- Page excerpt -
================================
3.3                               The Company may, with the written consent of the Requisite Preference Holders, and without the need to amend this Article, modify, waive, or deviate from any of the requirements of, or procedures set forth in, this Article, provided that if any such modification, waiver, or deviation has a material adverse effect on any Redeeming Preference Shareholder as compared on a relative basis (based on the amounts they are entitled to receive on redemption or otherwise) to other Redeeming Preference Shareholder(s), the consent of such Redeeming Preference Shareholder whose interests are being materially adversely affected shall be required.

 

3.4                               Once the Company has received an Initial Redemption Notice, it shall not (and shall not permit any Subsidiary to) take any action which could have the effect of delaying, undermining or restricting the redemption, and the Company shall in good faith use all reasonable efforts as expeditiously as possible to increase the amount of legally available redemption funds for purposes of paying the Redemption Price for all Redeeming Preference Shares on the Redemption Price Payment Date, and until the date on which each Redeeming Preference Share is redeemed, the Company shall not declare or pay any Dividend nor otherwise make any distribution of or otherwise decrease its profits available for distribution.

 

4.                                      Conversion.
================================
- Entries supplied -
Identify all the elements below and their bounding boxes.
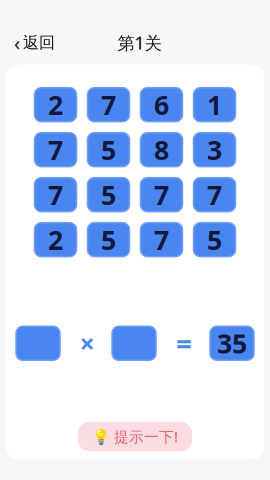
staticText: 2 xyxy=(48,222,63,257)
button[interactable]: 7 xyxy=(140,178,182,212)
button[interactable]: 8 xyxy=(140,133,182,167)
button[interactable]: 5 xyxy=(194,223,236,257)
staticText: 6 xyxy=(154,87,169,122)
button[interactable]: 5 xyxy=(88,223,130,257)
staticText: 第1关 xyxy=(118,31,162,54)
staticText: 7 xyxy=(48,177,63,212)
staticText: 8 xyxy=(154,132,169,167)
staticText: 提示一下! xyxy=(114,427,178,446)
staticText: 5 xyxy=(207,222,222,257)
button[interactable]: 2 xyxy=(34,88,76,122)
button[interactable]: 5 xyxy=(88,178,130,212)
staticText: 7 xyxy=(48,132,63,167)
staticText: 7 xyxy=(154,222,169,257)
button[interactable]: ‹ xyxy=(8,23,61,62)
staticText: 5 xyxy=(101,132,116,167)
staticText: × xyxy=(80,326,94,361)
staticText: 7 xyxy=(207,177,222,212)
button[interactable]: Second factor slot xyxy=(112,326,156,360)
button[interactable]: 1 xyxy=(194,88,236,122)
staticText: 返回 xyxy=(23,33,55,52)
button[interactable]: 7 xyxy=(140,223,182,257)
staticText: 2 xyxy=(48,87,63,122)
staticText: 5 xyxy=(101,177,116,212)
staticText: ‹ xyxy=(14,29,20,56)
button[interactable]: 💡 xyxy=(78,422,192,451)
button[interactable]: 5 xyxy=(88,133,130,167)
staticText: 3 xyxy=(207,132,222,167)
button[interactable]: 3 xyxy=(194,133,236,167)
button[interactable]: 7 xyxy=(34,133,76,167)
staticText: 35 xyxy=(217,326,247,361)
staticText: 7 xyxy=(154,177,169,212)
button[interactable]: First factor slot xyxy=(16,326,60,360)
button[interactable]: 6 xyxy=(140,88,182,122)
staticText: 1 xyxy=(207,87,222,122)
button[interactable]: 7 xyxy=(194,178,236,212)
button[interactable]: 7 xyxy=(34,178,76,212)
button[interactable]: 7 xyxy=(88,88,130,122)
button[interactable]: 2 xyxy=(34,223,76,257)
staticText: 7 xyxy=(101,87,116,122)
staticText: = xyxy=(176,325,192,362)
staticText: 5 xyxy=(101,222,116,257)
staticText: 💡 xyxy=(92,428,110,445)
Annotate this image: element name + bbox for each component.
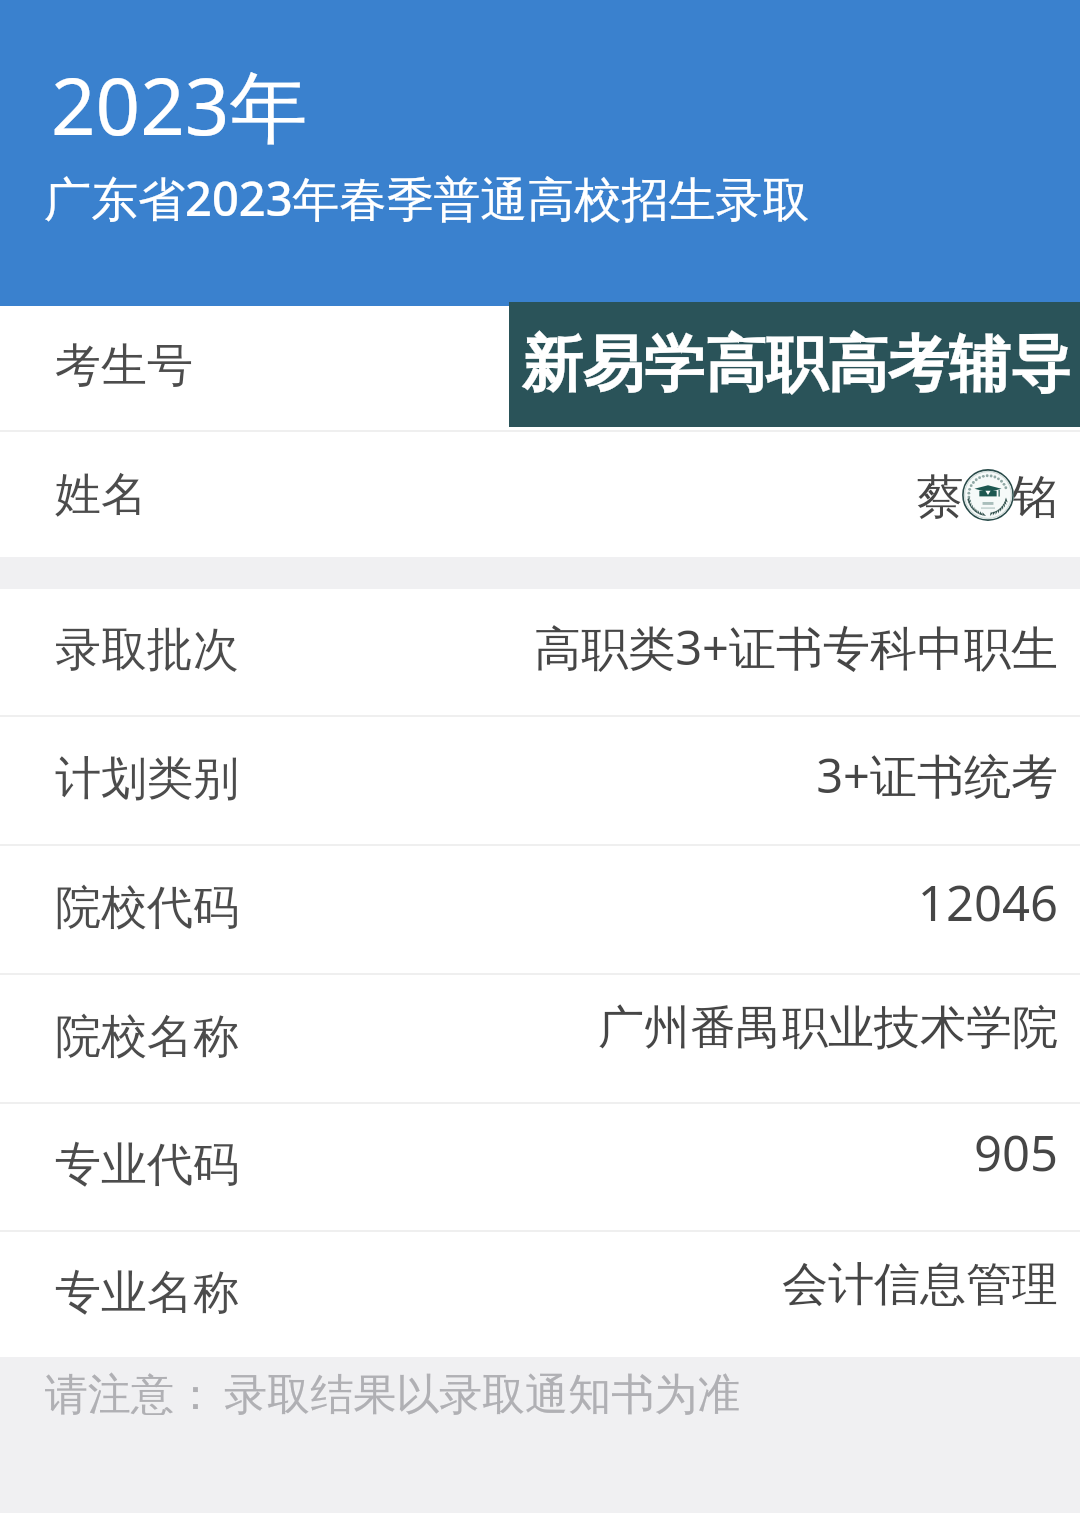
================================
- Parts of the exercise -
(1) Retype the part of the preference share redemption excerpt that runs from "3.4                               Once the" up to and including "available for distribution.".
(2) According to the preference share redemption excerpt, whose written consent allows the Company to modify, waive, or deviate from the requirements of the Article without amending it?

- Response list -
(1)
3.4                               Once the Company has received an Initial Redemption Notice, it shall not (and shall not permit any Subsidiary to) take any action which could have the effect of delaying, undermining or restricting the redemption, and the Company shall in good faith use all reasonable efforts as expeditiously as possible to increase the amount of legally available redemption funds for purposes of paying the Redemption Price for all Redeeming Preference Shares on the Redemption Price Payment Date, and until the date on which each Redeeming Preference Share is redeemed, the Company shall not declare or pay any Dividend nor otherwise make any distribution of or otherwise decrease its profits available for distribution.

(2) The Requisite Preference Holders.